What is needed >> Please change every "bias-point" to "bias-marker" in the items below and leave everything else untouched.
--- Begin Records shown ---
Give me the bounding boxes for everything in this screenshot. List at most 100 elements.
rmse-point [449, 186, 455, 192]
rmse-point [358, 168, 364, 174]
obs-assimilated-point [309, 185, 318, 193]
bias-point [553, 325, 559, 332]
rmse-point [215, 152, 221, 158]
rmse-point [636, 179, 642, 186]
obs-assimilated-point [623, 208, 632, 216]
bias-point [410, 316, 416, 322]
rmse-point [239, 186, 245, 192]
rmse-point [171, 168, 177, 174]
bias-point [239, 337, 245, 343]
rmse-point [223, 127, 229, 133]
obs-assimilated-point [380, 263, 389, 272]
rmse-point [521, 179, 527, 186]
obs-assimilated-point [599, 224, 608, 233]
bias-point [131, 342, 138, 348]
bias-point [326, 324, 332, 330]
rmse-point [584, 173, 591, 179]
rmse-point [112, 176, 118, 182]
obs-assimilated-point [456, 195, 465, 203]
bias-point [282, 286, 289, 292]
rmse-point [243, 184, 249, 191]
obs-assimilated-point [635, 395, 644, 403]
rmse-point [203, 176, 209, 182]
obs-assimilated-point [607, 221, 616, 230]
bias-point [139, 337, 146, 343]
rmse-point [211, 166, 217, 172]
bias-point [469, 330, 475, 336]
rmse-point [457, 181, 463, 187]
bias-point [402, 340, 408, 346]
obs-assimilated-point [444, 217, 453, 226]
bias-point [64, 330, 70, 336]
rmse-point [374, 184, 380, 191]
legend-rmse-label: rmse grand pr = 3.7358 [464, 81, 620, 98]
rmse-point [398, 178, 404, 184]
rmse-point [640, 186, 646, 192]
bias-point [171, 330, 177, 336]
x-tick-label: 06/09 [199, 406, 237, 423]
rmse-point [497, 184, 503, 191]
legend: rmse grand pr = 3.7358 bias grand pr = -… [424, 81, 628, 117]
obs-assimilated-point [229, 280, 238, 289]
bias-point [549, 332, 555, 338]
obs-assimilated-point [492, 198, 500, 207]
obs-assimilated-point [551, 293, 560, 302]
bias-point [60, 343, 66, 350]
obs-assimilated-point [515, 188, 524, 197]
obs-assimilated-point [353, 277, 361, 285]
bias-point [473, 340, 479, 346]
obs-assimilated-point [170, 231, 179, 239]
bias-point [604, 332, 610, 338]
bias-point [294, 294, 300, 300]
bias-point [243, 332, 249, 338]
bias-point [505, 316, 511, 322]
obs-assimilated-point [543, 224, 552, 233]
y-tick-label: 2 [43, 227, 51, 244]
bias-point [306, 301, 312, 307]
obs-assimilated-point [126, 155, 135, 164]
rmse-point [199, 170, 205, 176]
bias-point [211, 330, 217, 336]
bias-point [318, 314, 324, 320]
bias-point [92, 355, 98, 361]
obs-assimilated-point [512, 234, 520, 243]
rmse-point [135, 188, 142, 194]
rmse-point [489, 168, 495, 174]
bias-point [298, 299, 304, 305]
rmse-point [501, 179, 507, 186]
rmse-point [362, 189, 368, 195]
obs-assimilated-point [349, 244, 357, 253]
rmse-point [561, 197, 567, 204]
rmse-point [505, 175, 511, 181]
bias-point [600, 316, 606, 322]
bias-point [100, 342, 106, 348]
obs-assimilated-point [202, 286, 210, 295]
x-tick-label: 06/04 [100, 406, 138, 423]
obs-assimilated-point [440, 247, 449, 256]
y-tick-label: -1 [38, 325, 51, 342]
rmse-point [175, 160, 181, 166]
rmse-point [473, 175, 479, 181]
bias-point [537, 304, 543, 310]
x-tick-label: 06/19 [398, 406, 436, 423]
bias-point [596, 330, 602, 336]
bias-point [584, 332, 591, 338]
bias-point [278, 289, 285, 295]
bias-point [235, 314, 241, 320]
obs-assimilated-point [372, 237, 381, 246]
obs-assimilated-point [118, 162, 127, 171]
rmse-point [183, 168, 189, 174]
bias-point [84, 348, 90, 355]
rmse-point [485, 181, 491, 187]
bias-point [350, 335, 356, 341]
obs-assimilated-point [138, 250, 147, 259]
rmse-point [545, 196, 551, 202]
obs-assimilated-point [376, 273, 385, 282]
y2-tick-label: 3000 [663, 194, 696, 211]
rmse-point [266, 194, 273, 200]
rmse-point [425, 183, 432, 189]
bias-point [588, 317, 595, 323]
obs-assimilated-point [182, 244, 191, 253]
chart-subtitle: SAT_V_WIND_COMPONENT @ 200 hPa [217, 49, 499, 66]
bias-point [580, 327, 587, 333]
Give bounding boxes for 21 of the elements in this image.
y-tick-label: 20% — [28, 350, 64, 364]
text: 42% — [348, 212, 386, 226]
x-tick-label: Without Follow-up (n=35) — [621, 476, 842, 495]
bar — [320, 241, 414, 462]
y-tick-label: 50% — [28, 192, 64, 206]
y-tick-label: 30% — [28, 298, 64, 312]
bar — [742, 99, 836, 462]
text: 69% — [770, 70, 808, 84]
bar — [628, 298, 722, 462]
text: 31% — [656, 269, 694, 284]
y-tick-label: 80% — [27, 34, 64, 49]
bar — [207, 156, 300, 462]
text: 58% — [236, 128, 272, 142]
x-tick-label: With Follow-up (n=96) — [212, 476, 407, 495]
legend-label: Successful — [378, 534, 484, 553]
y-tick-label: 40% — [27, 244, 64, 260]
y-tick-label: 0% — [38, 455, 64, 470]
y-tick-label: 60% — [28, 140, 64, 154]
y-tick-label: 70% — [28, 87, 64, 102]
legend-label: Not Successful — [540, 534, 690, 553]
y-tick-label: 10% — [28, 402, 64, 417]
--- End Records shown ---
The result >>
Give me the bounding boxes for everything in this screenshot. List at most 100 elements.
rmse-point [449, 186, 455, 192]
rmse-point [358, 168, 364, 174]
obs-assimilated-point [309, 185, 318, 193]
bias-marker [553, 325, 559, 332]
rmse-point [215, 152, 221, 158]
rmse-point [636, 179, 642, 186]
obs-assimilated-point [623, 208, 632, 216]
bias-marker [410, 316, 416, 322]
rmse-point [239, 186, 245, 192]
rmse-point [171, 168, 177, 174]
bias-marker [239, 337, 245, 343]
rmse-point [223, 127, 229, 133]
obs-assimilated-point [380, 263, 389, 272]
rmse-point [521, 179, 527, 186]
obs-assimilated-point [599, 224, 608, 233]
bias-marker [131, 342, 138, 348]
bias-marker [326, 324, 332, 330]
rmse-point [584, 173, 591, 179]
rmse-point [112, 176, 118, 182]
obs-assimilated-point [456, 195, 465, 203]
bias-marker [282, 286, 289, 292]
rmse-point [243, 184, 249, 191]
obs-assimilated-point [635, 395, 644, 403]
rmse-point [203, 176, 209, 182]
obs-assimilated-point [607, 221, 616, 230]
bias-marker [139, 337, 146, 343]
rmse-point [211, 166, 217, 172]
bias-marker [469, 330, 475, 336]
rmse-point [457, 181, 463, 187]
bias-marker [402, 340, 408, 346]
obs-assimilated-point [444, 217, 453, 226]
bias-marker [64, 330, 70, 336]
rmse-point [374, 184, 380, 191]
legend-rmse-label: rmse grand pr = 3.7358 [464, 81, 620, 98]
rmse-point [398, 178, 404, 184]
rmse-point [640, 186, 646, 192]
bias-marker [171, 330, 177, 336]
x-tick-label: 06/09 [199, 406, 237, 423]
rmse-point [497, 184, 503, 191]
legend: rmse grand pr = 3.7358 bias grand pr = -… [424, 81, 628, 117]
obs-assimilated-point [229, 280, 238, 289]
bias-marker [549, 332, 555, 338]
obs-assimilated-point [492, 198, 500, 207]
obs-assimilated-point [551, 293, 560, 302]
bias-marker [60, 343, 66, 350]
obs-assimilated-point [515, 188, 524, 197]
obs-assimilated-point [353, 277, 361, 285]
bias-marker [473, 340, 479, 346]
obs-assimilated-point [170, 231, 179, 239]
bias-marker [604, 332, 610, 338]
bias-marker [294, 294, 300, 300]
bias-marker [243, 332, 249, 338]
bias-marker [505, 316, 511, 322]
obs-assimilated-point [543, 224, 552, 233]
y-tick-label: 2 [43, 227, 51, 244]
bias-marker [306, 301, 312, 307]
obs-assimilated-point [126, 155, 135, 164]
rmse-point [199, 170, 205, 176]
bias-marker [211, 330, 217, 336]
bias-marker [318, 314, 324, 320]
bias-marker [92, 355, 98, 361]
obs-assimilated-point [512, 234, 520, 243]
rmse-point [135, 188, 142, 194]
rmse-point [489, 168, 495, 174]
bias-marker [298, 299, 304, 305]
rmse-point [501, 179, 507, 186]
rmse-point [362, 189, 368, 195]
obs-assimilated-point [349, 244, 357, 253]
rmse-point [561, 197, 567, 204]
rmse-point [505, 175, 511, 181]
bias-marker [600, 316, 606, 322]
bias-marker [100, 342, 106, 348]
obs-assimilated-point [202, 286, 210, 295]
x-tick-label: 06/04 [100, 406, 138, 423]
obs-assimilated-point [440, 247, 449, 256]
y-tick-label: -1 [38, 325, 51, 342]
rmse-point [175, 160, 181, 166]
rmse-point [473, 175, 479, 181]
bias-marker [537, 304, 543, 310]
x-tick-label: 06/19 [398, 406, 436, 423]
bias-marker [596, 330, 602, 336]
bias-marker [584, 332, 591, 338]
bias-marker [278, 289, 285, 295]
bias-marker [235, 314, 241, 320]
obs-assimilated-point [372, 237, 381, 246]
obs-assimilated-point [118, 162, 127, 171]
rmse-point [183, 168, 189, 174]
bias-marker [84, 348, 90, 355]
rmse-point [485, 181, 491, 187]
bias-marker [350, 335, 356, 341]
obs-assimilated-point [138, 250, 147, 259]
rmse-point [545, 196, 551, 202]
obs-assimilated-point [376, 273, 385, 282]
y2-tick-label: 3000 [663, 194, 696, 211]
rmse-point [266, 194, 273, 200]
rmse-point [425, 183, 432, 189]
bias-marker [588, 317, 595, 323]
obs-assimilated-point [182, 244, 191, 253]
chart-subtitle: SAT_V_WIND_COMPONENT @ 200 hPa [217, 49, 499, 66]
bias-marker [580, 327, 587, 333]
Give bounding boxes for 21 of the elements in this image.
y-tick-label: 20% — [28, 350, 64, 364]
text: 42% — [348, 212, 386, 226]
x-tick-label: Without Follow-up (n=35) — [621, 476, 842, 495]
bar — [320, 241, 414, 462]
y-tick-label: 50% — [28, 192, 64, 206]
y-tick-label: 30% — [28, 298, 64, 312]
bar — [742, 99, 836, 462]
text: 69% — [770, 70, 808, 84]
bar — [628, 298, 722, 462]
text: 31% — [656, 269, 694, 284]
y-tick-label: 80% — [27, 34, 64, 49]
bar — [207, 156, 300, 462]
text: 58% — [236, 128, 272, 142]
x-tick-label: With Follow-up (n=96) — [212, 476, 407, 495]
legend-label: Successful — [378, 534, 484, 553]
y-tick-label: 40% — [27, 244, 64, 260]
y-tick-label: 0% — [38, 455, 64, 470]
y-tick-label: 60% — [28, 140, 64, 154]
y-tick-label: 70% — [28, 87, 64, 102]
legend-label: Not Successful — [540, 534, 690, 553]
y-tick-label: 10% — [28, 402, 64, 417]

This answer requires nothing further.